## Written request
Retype the whole listing below, character for character.

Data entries
+ + + + + + +
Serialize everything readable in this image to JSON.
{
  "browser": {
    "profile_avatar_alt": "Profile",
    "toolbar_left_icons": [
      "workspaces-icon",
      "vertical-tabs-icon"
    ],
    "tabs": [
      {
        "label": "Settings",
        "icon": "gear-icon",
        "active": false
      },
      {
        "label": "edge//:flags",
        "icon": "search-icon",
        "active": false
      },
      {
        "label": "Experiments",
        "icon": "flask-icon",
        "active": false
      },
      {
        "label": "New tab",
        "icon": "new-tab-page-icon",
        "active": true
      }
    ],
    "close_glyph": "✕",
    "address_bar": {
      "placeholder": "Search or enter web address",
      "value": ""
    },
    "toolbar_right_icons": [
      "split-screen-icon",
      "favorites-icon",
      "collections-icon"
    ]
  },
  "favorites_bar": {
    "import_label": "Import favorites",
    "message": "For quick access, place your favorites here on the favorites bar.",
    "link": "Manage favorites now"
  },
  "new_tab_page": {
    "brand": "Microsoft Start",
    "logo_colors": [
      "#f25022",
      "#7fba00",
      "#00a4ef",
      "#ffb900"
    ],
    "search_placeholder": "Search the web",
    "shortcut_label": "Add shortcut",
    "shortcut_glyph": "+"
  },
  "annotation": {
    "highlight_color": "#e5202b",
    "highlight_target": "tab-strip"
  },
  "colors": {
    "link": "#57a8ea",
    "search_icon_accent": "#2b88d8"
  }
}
+ + + + + + +
## Solution to this exercise
Serialize everything readable in this image to JSON.
{
  "browser": {
    "profile_avatar_alt": "Profile",
    "toolbar_left_icons": [
      "workspaces-icon",
      "vertical-tabs-icon"
    ],
    "tabs": [
      {
        "label": "Settings",
        "icon": "gear-icon",
        "active": false
      },
      {
        "label": "edge//:flags",
        "icon": "search-icon",
        "active": false
      },
      {
        "label": "Experiments",
        "icon": "flask-icon",
        "active": false
      },
      {
        "label": "New tab",
        "icon": "new-tab-page-icon",
        "active": true
      }
    ],
    "close_glyph": "✕",
    "address_bar": {
      "placeholder": "Search or enter web address",
      "value": ""
    },
    "toolbar_right_icons": [
      "split-screen-icon",
      "favorites-icon",
      "collections-icon"
    ]
  },
  "favorites_bar": {
    "import_label": "Import favorites",
    "message": "For quick access, place your favorites here on the favorites bar.",
    "link": "Manage favorites now"
  },
  "new_tab_page": {
    "brand": "Microsoft Start",
    "logo_colors": [
      "#f25022",
      "#7fba00",
      "#00a4ef",
      "#ffb900"
    ],
    "search_placeholder": "Search the web",
    "shortcut_label": "Add shortcut",
    "shortcut_glyph": "+"
  },
  "annotation": {
    "highlight_color": "#e5202b",
    "highlight_target": "tab-strip"
  },
  "colors": {
    "link": "#57a8ea",
    "search_icon_accent": "#2b88d8"
  }
}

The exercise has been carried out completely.